### GIVEN PROBLEM
Repeat every line exactly, keeping the pictures out of the copy.
Start of RECORDS SUPPLIED
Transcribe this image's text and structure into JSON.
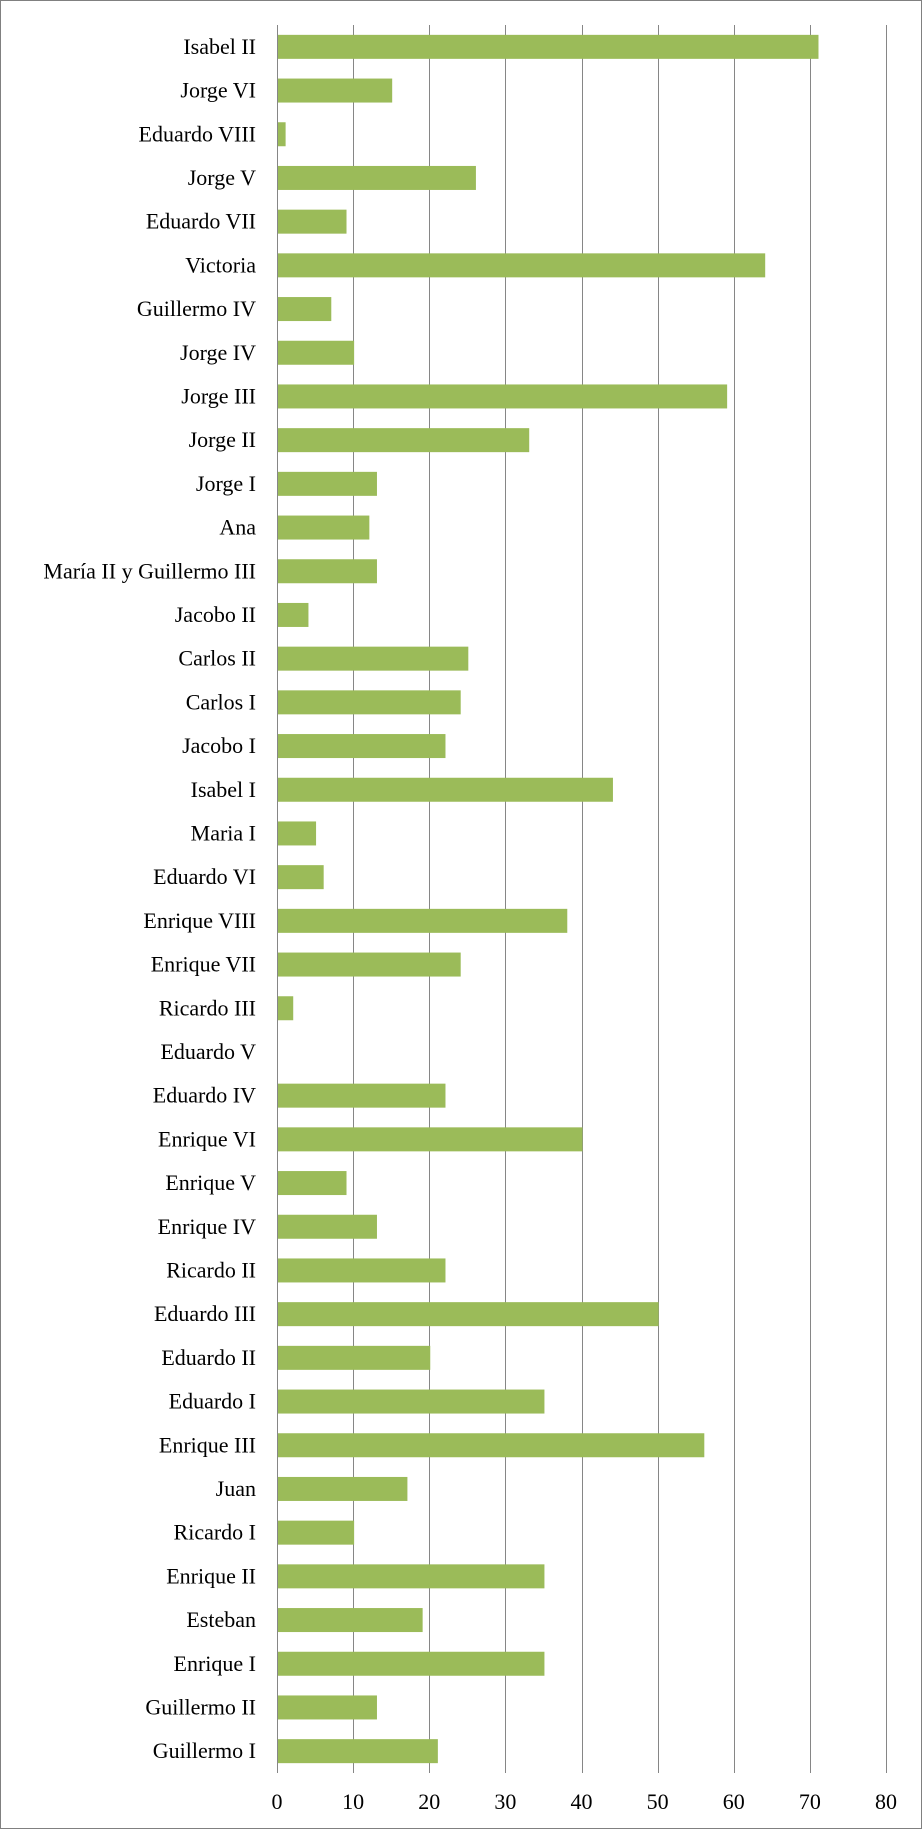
{
  "chart_data": {
    "type": "bar",
    "orientation": "horizontal",
    "categories": [
      "Isabel II",
      "Jorge VI",
      "Eduardo VIII",
      "Jorge V",
      "Eduardo VII",
      "Victoria",
      "Guillermo IV",
      "Jorge IV",
      "Jorge III",
      "Jorge II",
      "Jorge I",
      "Ana",
      "María II y Guillermo III",
      "Jacobo II",
      "Carlos II",
      "Carlos I",
      "Jacobo I",
      "Isabel I",
      "Maria I",
      "Eduardo VI",
      "Enrique VIII",
      "Enrique VII",
      "Ricardo III",
      "Eduardo V",
      "Eduardo IV",
      "Enrique VI",
      "Enrique V",
      "Enrique IV",
      "Ricardo II",
      "Eduardo III",
      "Eduardo II",
      "Eduardo I",
      "Enrique III",
      "Juan",
      "Ricardo I",
      "Enrique II",
      "Esteban",
      "Enrique I",
      "Guillermo II",
      "Guillermo I"
    ],
    "values": [
      71,
      15,
      1,
      26,
      9,
      64,
      7,
      10,
      59,
      33,
      13,
      12,
      13,
      4,
      25,
      24,
      22,
      44,
      5,
      6,
      38,
      24,
      2,
      0,
      22,
      40,
      9,
      13,
      22,
      50,
      20,
      35,
      56,
      17,
      10,
      35,
      19,
      35,
      13,
      21
    ],
    "xlim": [
      0,
      80
    ],
    "xticks": [
      "0",
      "10",
      "20",
      "30",
      "40",
      "50",
      "60",
      "70",
      "80"
    ],
    "title": "",
    "xlabel": "",
    "ylabel": "",
    "grid": "vertical",
    "legend": "none",
    "bar_color": "#9BBB59",
    "gridline_color": "#868686"
  }
}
End of RECORDS SUPPLIED
### SOLVED EXERCISE
Transcribe this image's text and structure into JSON.
{
  "chart_data": {
    "type": "bar",
    "orientation": "horizontal",
    "categories": [
      "Isabel II",
      "Jorge VI",
      "Eduardo VIII",
      "Jorge V",
      "Eduardo VII",
      "Victoria",
      "Guillermo IV",
      "Jorge IV",
      "Jorge III",
      "Jorge II",
      "Jorge I",
      "Ana",
      "María II y Guillermo III",
      "Jacobo II",
      "Carlos II",
      "Carlos I",
      "Jacobo I",
      "Isabel I",
      "Maria I",
      "Eduardo VI",
      "Enrique VIII",
      "Enrique VII",
      "Ricardo III",
      "Eduardo V",
      "Eduardo IV",
      "Enrique VI",
      "Enrique V",
      "Enrique IV",
      "Ricardo II",
      "Eduardo III",
      "Eduardo II",
      "Eduardo I",
      "Enrique III",
      "Juan",
      "Ricardo I",
      "Enrique II",
      "Esteban",
      "Enrique I",
      "Guillermo II",
      "Guillermo I"
    ],
    "values": [
      71,
      15,
      1,
      26,
      9,
      64,
      7,
      10,
      59,
      33,
      13,
      12,
      13,
      4,
      25,
      24,
      22,
      44,
      5,
      6,
      38,
      24,
      2,
      0,
      22,
      40,
      9,
      13,
      22,
      50,
      20,
      35,
      56,
      17,
      10,
      35,
      19,
      35,
      13,
      21
    ],
    "xlim": [
      0,
      80
    ],
    "xticks": [
      "0",
      "10",
      "20",
      "30",
      "40",
      "50",
      "60",
      "70",
      "80"
    ],
    "title": "",
    "xlabel": "",
    "ylabel": "",
    "grid": "vertical",
    "legend": "none",
    "bar_color": "#9BBB59",
    "gridline_color": "#868686"
  }
}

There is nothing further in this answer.